+++ MATERIAL SHOWN

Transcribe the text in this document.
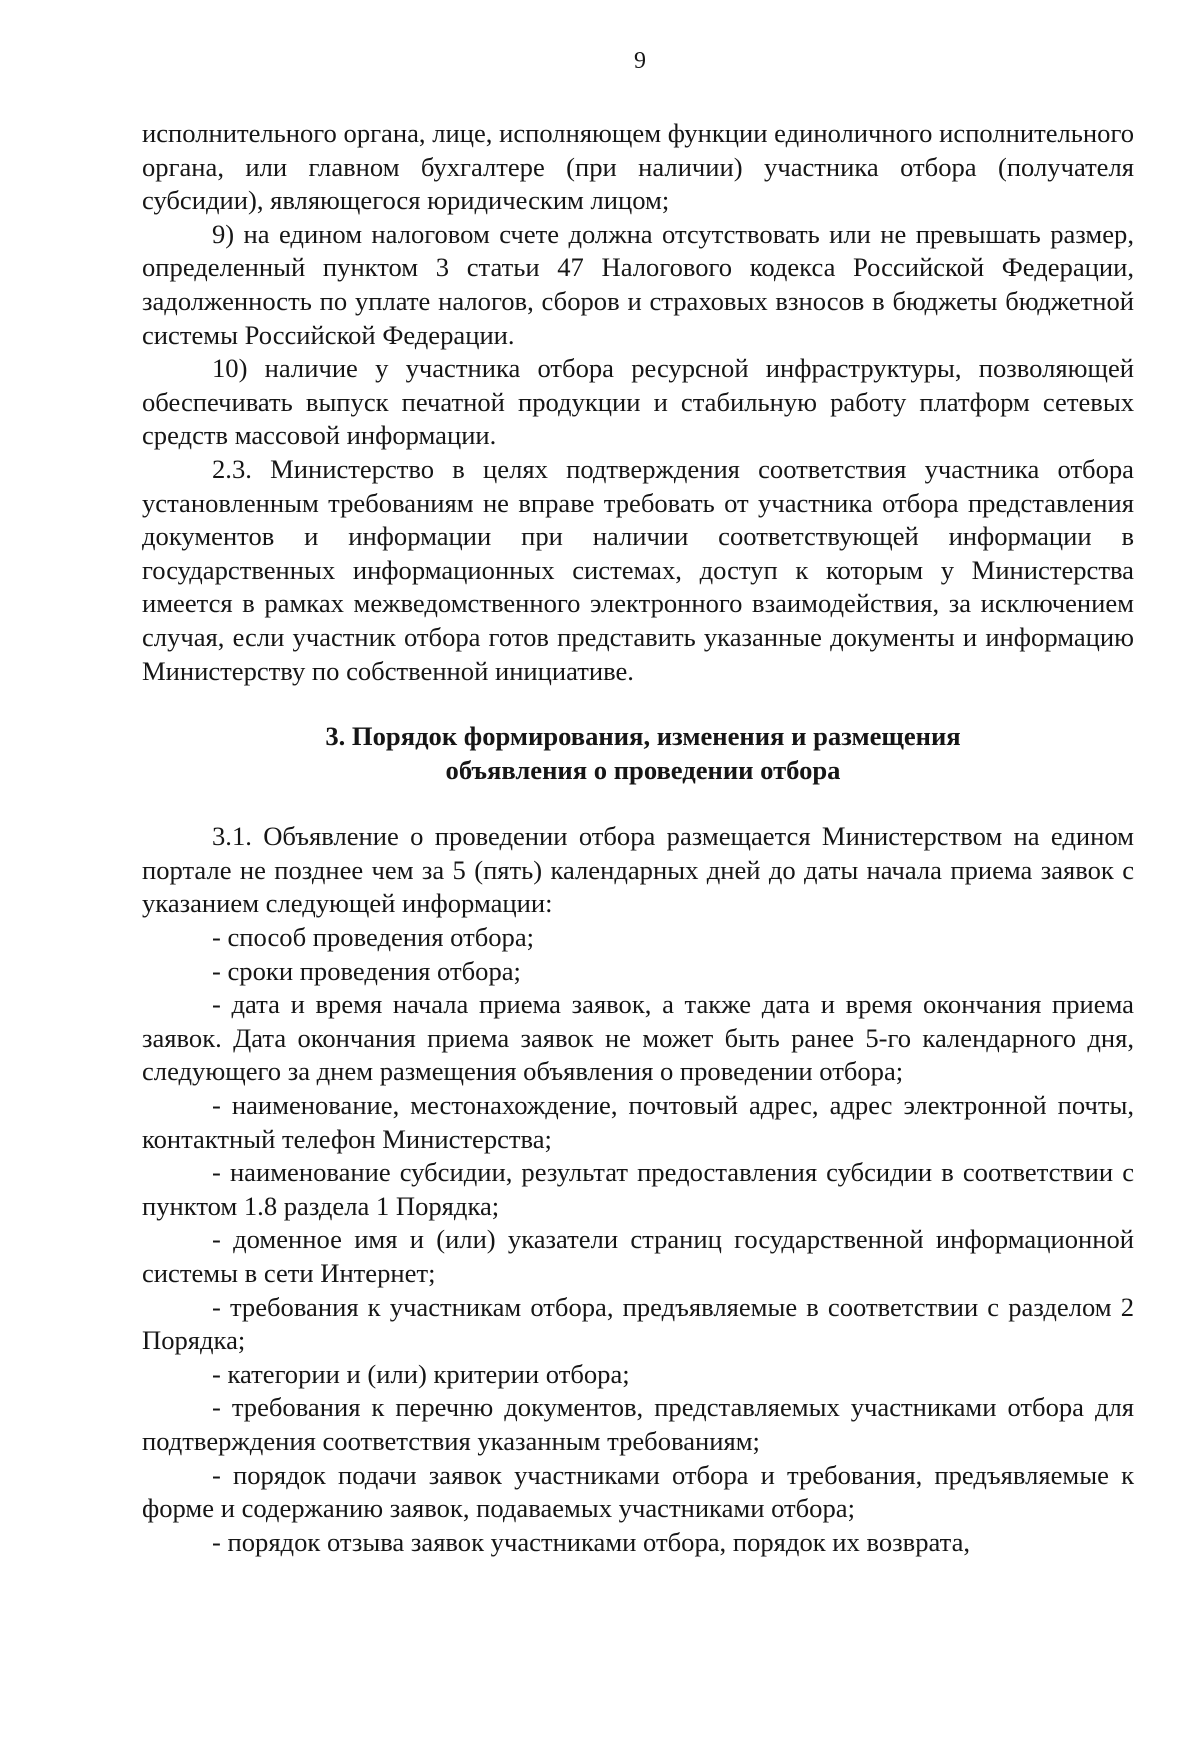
9

исполнительного органа, лице, исполняющем функции единоличного исполнительного органа, или главном бухгалтере (при наличии) участника отбора (получателя субсидии), являющегося юридическим лицом;

9) на едином налоговом счете должна отсутствовать или не превышать размер, определенный пунктом 3 статьи 47 Налогового кодекса Российской Федерации, задолженность по уплате налогов, сборов и страховых взносов в бюджеты бюджетной системы Российской Федерации.

10) наличие у участника отбора ресурсной инфраструктуры, позволяющей обеспечивать выпуск печатной продукции и стабильную работу платформ сетевых средств массовой информации.

2.3. Министерство в целях подтверждения соответствия участника отбора установленным требованиям не вправе требовать от участника отбора представления документов и информации при наличии соответствующей информации в государственных информационных системах, доступ к которым у Министерства имеется в рамках межведомственного электронного взаимодействия, за исключением случая, если участник отбора готов представить указанные документы и информацию Министерству по собственной инициативе.

3. Порядок формирования, изменения и размещения
объявления о проведении отбора

3.1. Объявление о проведении отбора размещается Министерством на едином портале не позднее чем за 5 (пять) календарных дней до даты начала приема заявок с указанием следующей информации:

- способ проведения отбора;

- сроки проведения отбора;

- дата и время начала приема заявок, а также дата и время окончания приема заявок. Дата окончания приема заявок не может быть ранее 5-го календарного дня, следующего за днем размещения объявления о проведении отбора;

- наименование, местонахождение, почтовый адрес, адрес электронной почты, контактный телефон Министерства;

- наименование субсидии, результат предоставления субсидии в соответствии с пунктом 1.8 раздела 1 Порядка;

- доменное имя и (или) указатели страниц государственной информационной системы в сети Интернет;

- требования к участникам отбора, предъявляемые в соответствии с разделом 2 Порядка;

- категории и (или) критерии отбора;

- требования к перечню документов, представляемых участниками отбора для подтверждения соответствия указанным требованиям;

- порядок подачи заявок участниками отбора и требования, предъявляемые к форме и содержанию заявок, подаваемых участниками отбора;

- порядок отзыва заявок участниками отбора, порядок их возврата,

++++++

◆ WHAT THE TASK ASKS
Leave out the pictures and output every record above precisely as given.

◆ RESPONSE TO THE TASK
Transcribe the text in this document.
9

исполнительного органа, лице, исполняющем функции единоличного исполнительного органа, или главном бухгалтере (при наличии) участника отбора (получателя субсидии), являющегося юридическим лицом;

9) на едином налоговом счете должна отсутствовать или не превышать размер, определенный пунктом 3 статьи 47 Налогового кодекса Российской Федерации, задолженность по уплате налогов, сборов и страховых взносов в бюджеты бюджетной системы Российской Федерации.

10) наличие у участника отбора ресурсной инфраструктуры, позволяющей обеспечивать выпуск печатной продукции и стабильную работу платформ сетевых средств массовой информации.

2.3. Министерство в целях подтверждения соответствия участника отбора установленным требованиям не вправе требовать от участника отбора представления документов и информации при наличии соответствующей информации в государственных информационных системах, доступ к которым у Министерства имеется в рамках межведомственного электронного взаимодействия, за исключением случая, если участник отбора готов представить указанные документы и информацию Министерству по собственной инициативе.

3. Порядок формирования, изменения и размещения
объявления о проведении отбора

3.1. Объявление о проведении отбора размещается Министерством на едином портале не позднее чем за 5 (пять) календарных дней до даты начала приема заявок с указанием следующей информации:

- способ проведения отбора;

- сроки проведения отбора;

- дата и время начала приема заявок, а также дата и время окончания приема заявок. Дата окончания приема заявок не может быть ранее 5-го календарного дня, следующего за днем размещения объявления о проведении отбора;

- наименование, местонахождение, почтовый адрес, адрес электронной почты, контактный телефон Министерства;

- наименование субсидии, результат предоставления субсидии в соответствии с пунктом 1.8 раздела 1 Порядка;

- доменное имя и (или) указатели страниц государственной информационной системы в сети Интернет;

- требования к участникам отбора, предъявляемые в соответствии с разделом 2 Порядка;

- категории и (или) критерии отбора;

- требования к перечню документов, представляемых участниками отбора для подтверждения соответствия указанным требованиям;

- порядок подачи заявок участниками отбора и требования, предъявляемые к форме и содержанию заявок, подаваемых участниками отбора;

- порядок отзыва заявок участниками отбора, порядок их возврата,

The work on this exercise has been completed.